* [Exercise details]
Report only how many lines hold the word "Глава".

* [Supplied data]

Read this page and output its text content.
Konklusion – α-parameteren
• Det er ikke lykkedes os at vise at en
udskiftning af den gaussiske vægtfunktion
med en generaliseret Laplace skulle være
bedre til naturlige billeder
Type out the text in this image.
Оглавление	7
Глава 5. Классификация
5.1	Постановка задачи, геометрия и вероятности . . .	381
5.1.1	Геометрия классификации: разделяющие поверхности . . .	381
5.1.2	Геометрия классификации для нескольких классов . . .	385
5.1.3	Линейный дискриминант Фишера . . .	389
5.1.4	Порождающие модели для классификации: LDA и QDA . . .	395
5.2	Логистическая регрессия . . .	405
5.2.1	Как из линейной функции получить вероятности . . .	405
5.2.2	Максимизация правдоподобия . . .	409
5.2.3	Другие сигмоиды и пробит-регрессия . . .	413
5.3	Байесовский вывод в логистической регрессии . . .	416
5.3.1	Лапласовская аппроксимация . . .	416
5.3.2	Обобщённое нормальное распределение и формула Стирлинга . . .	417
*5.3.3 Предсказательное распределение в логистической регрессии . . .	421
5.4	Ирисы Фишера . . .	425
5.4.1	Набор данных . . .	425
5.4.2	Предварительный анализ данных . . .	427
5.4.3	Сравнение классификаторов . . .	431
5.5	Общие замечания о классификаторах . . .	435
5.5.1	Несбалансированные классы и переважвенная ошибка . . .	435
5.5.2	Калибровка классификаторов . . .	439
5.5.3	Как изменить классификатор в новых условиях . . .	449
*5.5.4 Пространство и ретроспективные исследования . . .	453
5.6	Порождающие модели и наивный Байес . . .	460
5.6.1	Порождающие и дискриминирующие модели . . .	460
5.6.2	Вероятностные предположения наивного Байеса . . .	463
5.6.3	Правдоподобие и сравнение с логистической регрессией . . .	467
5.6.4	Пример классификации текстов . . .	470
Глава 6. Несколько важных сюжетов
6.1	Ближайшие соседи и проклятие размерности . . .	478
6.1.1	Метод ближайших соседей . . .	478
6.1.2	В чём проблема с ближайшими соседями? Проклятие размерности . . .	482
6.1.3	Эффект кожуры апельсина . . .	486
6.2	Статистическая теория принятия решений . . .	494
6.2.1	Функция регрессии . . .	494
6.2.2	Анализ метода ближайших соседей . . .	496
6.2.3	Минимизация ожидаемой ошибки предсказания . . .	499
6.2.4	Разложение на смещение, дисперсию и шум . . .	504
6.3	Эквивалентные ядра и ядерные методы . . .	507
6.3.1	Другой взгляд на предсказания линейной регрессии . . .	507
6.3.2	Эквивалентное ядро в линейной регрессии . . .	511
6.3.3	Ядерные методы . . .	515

* [Result below]
2